Pull every line containing the word "JSON" from the records.

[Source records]
# # #
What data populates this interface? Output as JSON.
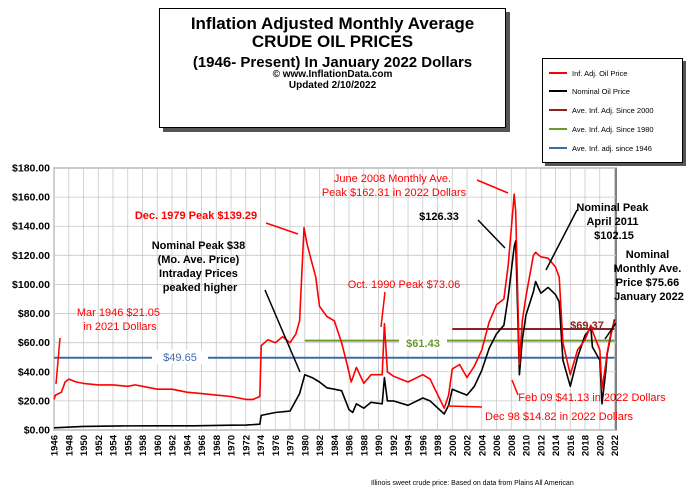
{
  "title": {
    "line1": "Inflation Adjusted Monthly Average",
    "line2": "CRUDE OIL PRICES",
    "line3": "(1946- Present) In January 2022 Dollars",
    "line4": "© www.InflationData.com",
    "line5": "Updated 2/10/2022"
  },
  "legend": {
    "items": [
      {
        "label": "Inf. Adj. Oil Price",
        "color": "#ff0000"
      },
      {
        "label": "Nominal Oil Price",
        "color": "#000000"
      },
      {
        "label": "Ave. Inf. Adj. Since 2000",
        "color": "#8b2323"
      },
      {
        "label": "Ave. Inf. Adj. Since 1980",
        "color": "#6b9a2a"
      },
      {
        "label": "Ave. Inf. adj. since 1946",
        "color": "#3f6aa8"
      }
    ]
  },
  "source_note": "Illinois sweet crude price: Based on data from Plains All American",
  "annotations": {
    "mar1946": [
      "Mar 1946 $21.05",
      "in 2021 Dollars"
    ],
    "dec1979": "Dec. 1979 Peak $139.29",
    "nominal1980": [
      "Nominal Peak $38",
      "(Mo. Ave. Price)",
      "Intraday Prices",
      "peaked higher"
    ],
    "jun2008": [
      "June 2008 Monthly Ave.",
      "Peak $162.31 in 2022 Dollars"
    ],
    "nom2008": "$126.33",
    "oct1990": "Oct. 1990 Peak $73.06",
    "apr2011": [
      "Nominal Peak",
      "April 2011",
      "$102.15"
    ],
    "jan2022": [
      "Nominal",
      "Monthly Ave.",
      "Price $75.66",
      "January 2022"
    ],
    "feb09": "Feb 09 $41.13 in 2022 Dollars",
    "dec98": "Dec 98 $14.82 in 2022 Dollars",
    "avg1946": "$49.65",
    "avg1980": "$61.43",
    "avg2000": "$69.37"
  },
  "chart_data": {
    "type": "line",
    "title": "Inflation Adjusted Monthly Average CRUDE OIL PRICES",
    "xlabel": "",
    "ylabel": "",
    "xlim": [
      1946,
      2022.2
    ],
    "ylim": [
      0,
      180
    ],
    "y_ticks": [
      "$0.00",
      "$20.00",
      "$40.00",
      "$60.00",
      "$80.00",
      "$100.00",
      "$120.00",
      "$140.00",
      "$160.00",
      "$180.00"
    ],
    "y_tick_values": [
      0,
      20,
      40,
      60,
      80,
      100,
      120,
      140,
      160,
      180
    ],
    "x_ticks": [
      "1946",
      "1948",
      "1950",
      "1952",
      "1954",
      "1956",
      "1958",
      "1960",
      "1962",
      "1964",
      "1966",
      "1968",
      "1970",
      "1972",
      "1974",
      "1976",
      "1978",
      "1980",
      "1982",
      "1984",
      "1986",
      "1988",
      "1990",
      "1992",
      "1994",
      "1996",
      "1998",
      "2000",
      "2002",
      "2004",
      "2006",
      "2008",
      "2010",
      "2012",
      "2014",
      "2016",
      "2018",
      "2020",
      "2022"
    ],
    "grid": true,
    "legend_position": "top-right",
    "series": [
      {
        "name": "Inf. Adj. Oil Price",
        "color": "#ff0000",
        "x": [
          1946,
          1946.2,
          1947,
          1947.5,
          1948,
          1949,
          1950,
          1952,
          1954,
          1956,
          1957,
          1958,
          1960,
          1962,
          1964,
          1966,
          1968,
          1970,
          1972,
          1973,
          1973.9,
          1974.1,
          1975,
          1976,
          1977,
          1978,
          1978.8,
          1979.3,
          1979.9,
          1980.3,
          1980.8,
          1981.5,
          1982,
          1983,
          1984,
          1985,
          1985.8,
          1986.3,
          1987,
          1988,
          1989,
          1990.5,
          1990.8,
          1991.2,
          1992,
          1994,
          1996,
          1997,
          1998.9,
          1999.5,
          2000,
          2001,
          2002,
          2003,
          2004,
          2005,
          2006,
          2007,
          2007.6,
          2008.4,
          2008.6,
          2009.1,
          2009.5,
          2010,
          2011,
          2011.3,
          2012,
          2013,
          2014,
          2014.5,
          2015,
          2016,
          2017,
          2018,
          2018.8,
          2019,
          2020,
          2020.3,
          2020.8,
          2021,
          2021.5,
          2022
        ],
        "y": [
          21,
          24,
          26,
          33,
          35,
          33,
          32,
          31,
          31,
          30,
          31,
          30,
          28,
          28,
          26,
          25,
          24,
          23,
          21,
          21,
          23,
          58,
          62,
          60,
          64,
          60,
          66,
          75,
          139,
          128,
          118,
          105,
          85,
          78,
          75,
          60,
          44,
          33,
          43,
          32,
          38,
          38,
          73,
          40,
          37,
          33,
          38,
          35,
          15,
          24,
          42,
          45,
          36,
          44,
          55,
          74,
          86,
          90,
          114,
          162,
          150,
          45,
          75,
          92,
          120,
          122,
          119,
          118,
          112,
          105,
          60,
          38,
          55,
          62,
          72,
          68,
          55,
          28,
          45,
          53,
          66,
          75
        ]
      },
      {
        "name": "Nominal Oil Price",
        "color": "#000000",
        "x": [
          1946,
          1950,
          1955,
          1960,
          1965,
          1970,
          1972,
          1973.9,
          1974.1,
          1976,
          1978,
          1979.3,
          1980,
          1981,
          1982,
          1983,
          1984,
          1985,
          1986,
          1986.5,
          1987,
          1988,
          1989,
          1990.5,
          1990.8,
          1991.2,
          1992,
          1994,
          1996,
          1997,
          1998.9,
          1999.5,
          2000,
          2001,
          2002,
          2003,
          2004,
          2005,
          2006,
          2007,
          2007.6,
          2008.4,
          2008.6,
          2009.1,
          2009.5,
          2010,
          2011,
          2011.3,
          2012,
          2013,
          2014,
          2014.5,
          2015,
          2016,
          2017,
          2018,
          2018.8,
          2019,
          2020,
          2020.3,
          2020.8,
          2021,
          2021.5,
          2022
        ],
        "y": [
          1.5,
          2.5,
          2.8,
          2.9,
          2.9,
          3.3,
          3.4,
          4,
          10,
          12,
          13,
          25,
          38,
          36,
          33,
          29,
          28,
          27,
          14,
          12,
          18,
          15,
          19,
          18,
          36,
          20,
          20,
          17,
          22,
          20,
          11,
          17,
          28,
          26,
          24,
          30,
          41,
          56,
          66,
          72,
          92,
          126,
          130,
          38,
          62,
          79,
          95,
          102,
          94,
          98,
          93,
          88,
          48,
          30,
          50,
          65,
          70,
          57,
          48,
          18,
          40,
          52,
          65,
          76
        ]
      },
      {
        "name": "Ave. Inf. Adj. Since 2000",
        "color": "#8b2323",
        "x": [
          2000,
          2022
        ],
        "y": [
          69.37,
          69.37
        ]
      },
      {
        "name": "Ave. Inf. Adj. Since 1980",
        "color": "#6b9a2a",
        "x": [
          1980,
          2022
        ],
        "y": [
          61.43,
          61.43
        ]
      },
      {
        "name": "Ave. Inf. adj. since 1946",
        "color": "#3f6aa8",
        "x": [
          1946,
          2022
        ],
        "y": [
          49.65,
          49.65
        ]
      }
    ]
  }
}
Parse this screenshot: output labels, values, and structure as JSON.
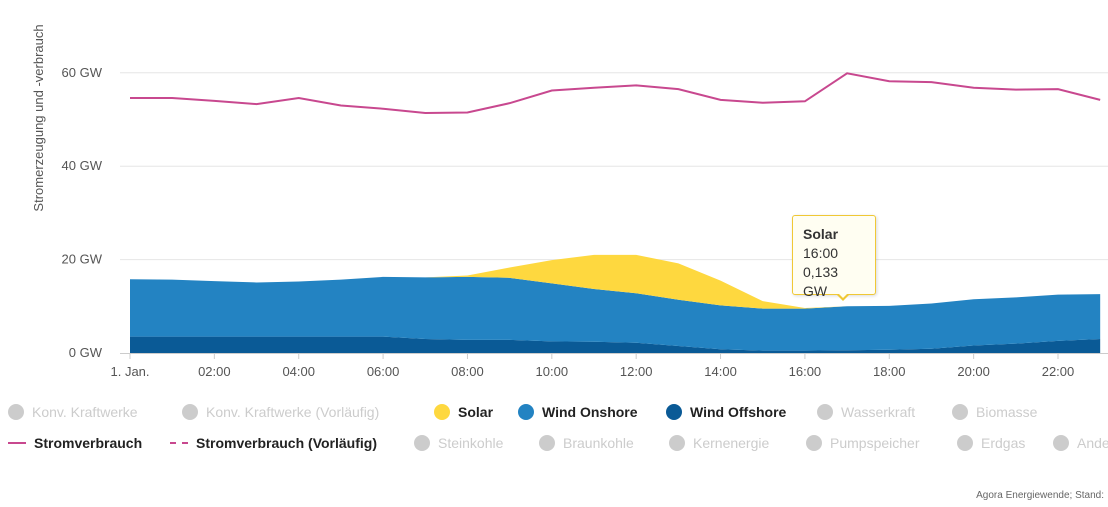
{
  "chart_data": {
    "type": "area",
    "title": "",
    "ylabel": "Stromerzeugung und -verbrauch",
    "xlabel": "",
    "ylim": [
      0,
      70
    ],
    "yticks": [
      0,
      20,
      40,
      60
    ],
    "ytick_labels": [
      "0 GW",
      "20 GW",
      "40 GW",
      "60 GW"
    ],
    "xticks": [
      0,
      2,
      4,
      6,
      8,
      10,
      12,
      14,
      16,
      18,
      20,
      22
    ],
    "xtick_labels": [
      "1. Jan.",
      "02:00",
      "04:00",
      "06:00",
      "08:00",
      "10:00",
      "12:00",
      "14:00",
      "16:00",
      "18:00",
      "20:00",
      "22:00"
    ],
    "x": [
      0,
      1,
      2,
      3,
      4,
      5,
      6,
      7,
      8,
      9,
      10,
      11,
      12,
      13,
      14,
      15,
      16,
      17,
      18,
      19,
      20,
      21,
      22,
      23
    ],
    "grid": true,
    "stacked": true,
    "series": [
      {
        "name": "Wind Offshore",
        "kind": "area",
        "color": "#0a5a96",
        "values": [
          3.5,
          3.5,
          3.5,
          3.5,
          3.5,
          3.5,
          3.5,
          3.0,
          2.8,
          2.8,
          2.5,
          2.4,
          2.2,
          1.5,
          0.8,
          0.5,
          0.5,
          0.6,
          0.7,
          0.9,
          1.6,
          2.0,
          2.6,
          3.0
        ]
      },
      {
        "name": "Wind Onshore",
        "kind": "area",
        "color": "#2383c2",
        "values": [
          12.3,
          12.2,
          11.9,
          11.6,
          11.8,
          12.2,
          12.8,
          13.2,
          13.5,
          13.3,
          12.4,
          11.3,
          10.6,
          9.9,
          9.4,
          9.0,
          9.0,
          9.4,
          9.4,
          9.7,
          9.9,
          9.9,
          9.9,
          9.6
        ]
      },
      {
        "name": "Solar",
        "kind": "area",
        "color": "#fed83f",
        "values": [
          0,
          0,
          0,
          0,
          0,
          0,
          0,
          0,
          0.3,
          2.2,
          5.0,
          7.3,
          8.2,
          7.8,
          5.3,
          1.6,
          0.133,
          0,
          0,
          0,
          0,
          0,
          0,
          0
        ]
      },
      {
        "name": "Stromverbrauch",
        "kind": "line",
        "color": "#c8488f",
        "values": [
          54.6,
          54.6,
          54.0,
          53.3,
          54.6,
          53.0,
          52.3,
          51.4,
          51.5,
          53.5,
          56.2,
          56.8,
          57.3,
          56.5,
          54.2,
          53.6,
          53.9,
          59.9,
          58.2,
          58.0,
          56.8,
          56.4,
          56.5,
          54.2
        ]
      }
    ],
    "legend_position": "bottom"
  },
  "legend": {
    "row1": [
      {
        "label": "Konv. Kraftwerke",
        "state": "inactive",
        "color": "#cccccc",
        "symbol": "dot-icon"
      },
      {
        "label": "Konv. Kraftwerke (Vorläufig)",
        "state": "inactive",
        "color": "#cccccc",
        "symbol": "dot-icon"
      },
      {
        "label": "Solar",
        "state": "active",
        "color": "#fed83f",
        "symbol": "dot-icon"
      },
      {
        "label": "Wind Onshore",
        "state": "active",
        "color": "#2383c2",
        "symbol": "dot-icon"
      },
      {
        "label": "Wind Offshore",
        "state": "active",
        "color": "#0a5a96",
        "symbol": "dot-icon"
      },
      {
        "label": "Wasserkraft",
        "state": "inactive",
        "color": "#cccccc",
        "symbol": "dot-icon"
      },
      {
        "label": "Biomasse",
        "state": "inactive",
        "color": "#cccccc",
        "symbol": "dot-icon"
      }
    ],
    "row2": [
      {
        "label": "Stromverbrauch",
        "state": "active",
        "color": "#c8488f",
        "symbol": "line-icon"
      },
      {
        "label": "Stromverbrauch (Vorläufig)",
        "state": "active",
        "color": "#c8488f",
        "symbol": "dashed-line-icon"
      },
      {
        "label": "Steinkohle",
        "state": "inactive",
        "color": "#cccccc",
        "symbol": "dot-icon"
      },
      {
        "label": "Braunkohle",
        "state": "inactive",
        "color": "#cccccc",
        "symbol": "dot-icon"
      },
      {
        "label": "Kernenergie",
        "state": "inactive",
        "color": "#cccccc",
        "symbol": "dot-icon"
      },
      {
        "label": "Pumpspeicher",
        "state": "inactive",
        "color": "#cccccc",
        "symbol": "dot-icon"
      },
      {
        "label": "Erdgas",
        "state": "inactive",
        "color": "#cccccc",
        "symbol": "dot-icon"
      },
      {
        "label": "Ande",
        "state": "inactive",
        "color": "#cccccc",
        "symbol": "dot-icon"
      }
    ]
  },
  "tooltip": {
    "series": "Solar",
    "time": "16:00",
    "value": "0,133 GW"
  },
  "credits": "Agora Energiewende; Stand:"
}
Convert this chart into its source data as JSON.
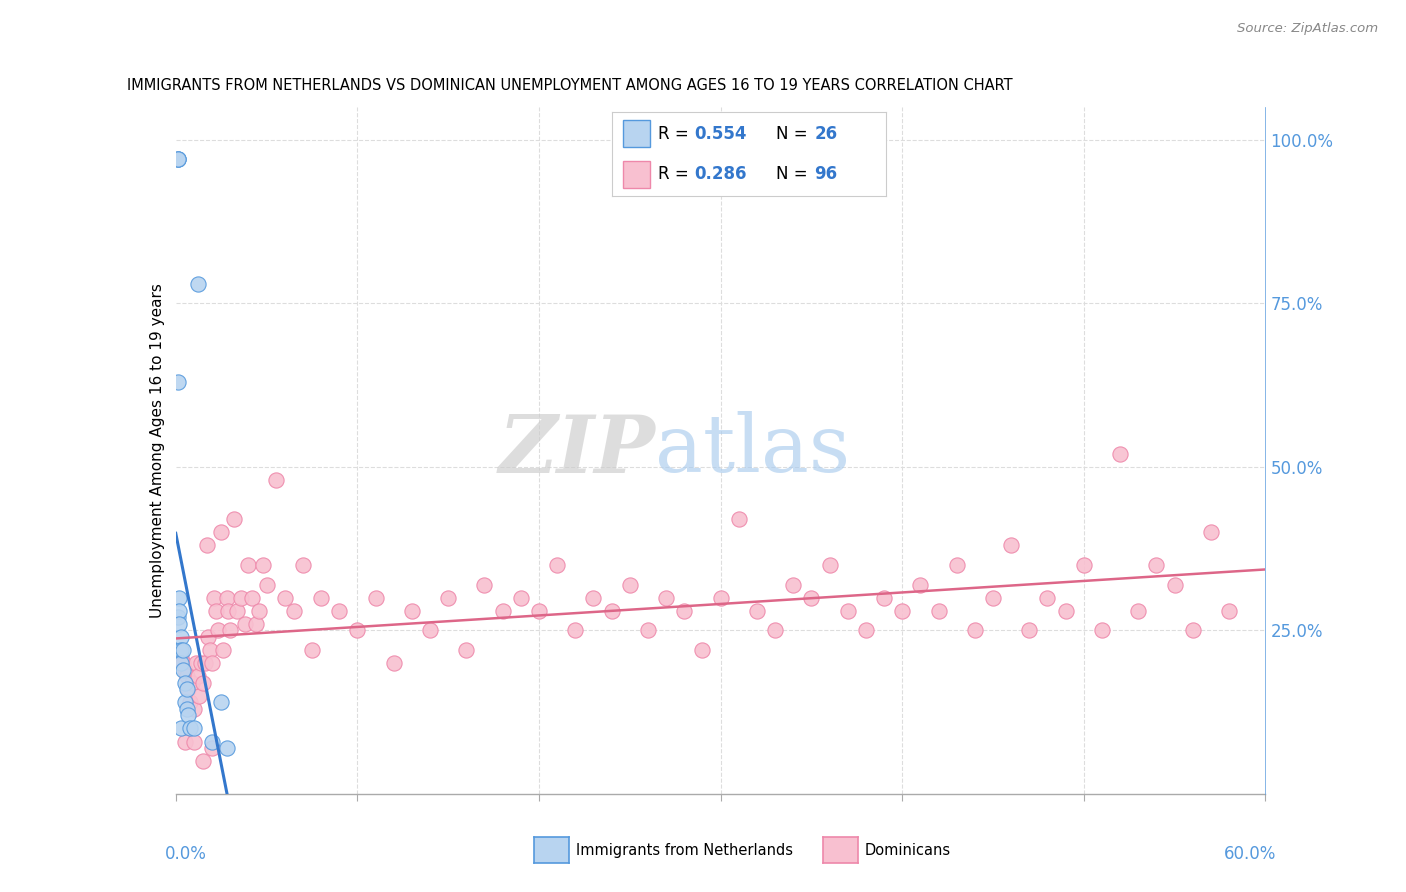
{
  "title": "IMMIGRANTS FROM NETHERLANDS VS DOMINICAN UNEMPLOYMENT AMONG AGES 16 TO 19 YEARS CORRELATION CHART",
  "source": "Source: ZipAtlas.com",
  "ylabel": "Unemployment Among Ages 16 to 19 years",
  "legend_label_blue": "Immigrants from Netherlands",
  "legend_label_pink": "Dominicans",
  "blue_fill": "#b8d4f0",
  "blue_edge": "#5599dd",
  "pink_fill": "#f8c0d0",
  "pink_edge": "#ee88aa",
  "blue_line_color": "#3377cc",
  "pink_line_color": "#dd6688",
  "watermark_ZIP_color": "#cccccc",
  "watermark_atlas_color": "#aaccee",
  "right_tick_color": "#5599dd",
  "xleft_label": "0.0%",
  "xright_label": "60.0%",
  "blue_R": "0.554",
  "blue_N": "26",
  "pink_R": "0.286",
  "pink_N": "96",
  "blue_x": [
    0.001,
    0.001,
    0.001,
    0.001,
    0.001,
    0.002,
    0.002,
    0.002,
    0.002,
    0.003,
    0.003,
    0.003,
    0.003,
    0.004,
    0.004,
    0.005,
    0.005,
    0.006,
    0.006,
    0.007,
    0.008,
    0.01,
    0.012,
    0.02,
    0.025,
    0.028
  ],
  "blue_y": [
    0.97,
    0.97,
    0.97,
    0.63,
    0.27,
    0.3,
    0.28,
    0.26,
    0.22,
    0.24,
    0.22,
    0.2,
    0.1,
    0.22,
    0.19,
    0.17,
    0.14,
    0.16,
    0.13,
    0.12,
    0.1,
    0.1,
    0.78,
    0.08,
    0.14,
    0.07
  ],
  "pink_x": [
    0.003,
    0.004,
    0.005,
    0.006,
    0.007,
    0.008,
    0.009,
    0.01,
    0.011,
    0.012,
    0.013,
    0.014,
    0.015,
    0.016,
    0.017,
    0.018,
    0.019,
    0.02,
    0.021,
    0.022,
    0.023,
    0.025,
    0.026,
    0.028,
    0.029,
    0.03,
    0.032,
    0.034,
    0.036,
    0.038,
    0.04,
    0.042,
    0.044,
    0.046,
    0.048,
    0.05,
    0.055,
    0.06,
    0.065,
    0.07,
    0.075,
    0.08,
    0.09,
    0.1,
    0.11,
    0.12,
    0.13,
    0.14,
    0.15,
    0.16,
    0.17,
    0.18,
    0.19,
    0.2,
    0.21,
    0.22,
    0.23,
    0.24,
    0.25,
    0.26,
    0.27,
    0.28,
    0.29,
    0.3,
    0.31,
    0.32,
    0.33,
    0.34,
    0.35,
    0.36,
    0.37,
    0.38,
    0.39,
    0.4,
    0.41,
    0.42,
    0.43,
    0.44,
    0.45,
    0.46,
    0.47,
    0.48,
    0.49,
    0.5,
    0.51,
    0.52,
    0.53,
    0.54,
    0.55,
    0.56,
    0.57,
    0.58,
    0.005,
    0.01,
    0.015,
    0.02
  ],
  "pink_y": [
    0.21,
    0.2,
    0.19,
    0.18,
    0.16,
    0.14,
    0.17,
    0.13,
    0.2,
    0.18,
    0.15,
    0.2,
    0.17,
    0.2,
    0.38,
    0.24,
    0.22,
    0.2,
    0.3,
    0.28,
    0.25,
    0.4,
    0.22,
    0.3,
    0.28,
    0.25,
    0.42,
    0.28,
    0.3,
    0.26,
    0.35,
    0.3,
    0.26,
    0.28,
    0.35,
    0.32,
    0.48,
    0.3,
    0.28,
    0.35,
    0.22,
    0.3,
    0.28,
    0.25,
    0.3,
    0.2,
    0.28,
    0.25,
    0.3,
    0.22,
    0.32,
    0.28,
    0.3,
    0.28,
    0.35,
    0.25,
    0.3,
    0.28,
    0.32,
    0.25,
    0.3,
    0.28,
    0.22,
    0.3,
    0.42,
    0.28,
    0.25,
    0.32,
    0.3,
    0.35,
    0.28,
    0.25,
    0.3,
    0.28,
    0.32,
    0.28,
    0.35,
    0.25,
    0.3,
    0.38,
    0.25,
    0.3,
    0.28,
    0.35,
    0.25,
    0.52,
    0.28,
    0.35,
    0.32,
    0.25,
    0.4,
    0.28,
    0.08,
    0.08,
    0.05,
    0.07
  ]
}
# # #
**WORKED ANSWER:**
What data populates this interface? Output as JSON.
Parse this screenshot: output labels, values, and structure as JSON.
Convert this chart into its source data as JSON.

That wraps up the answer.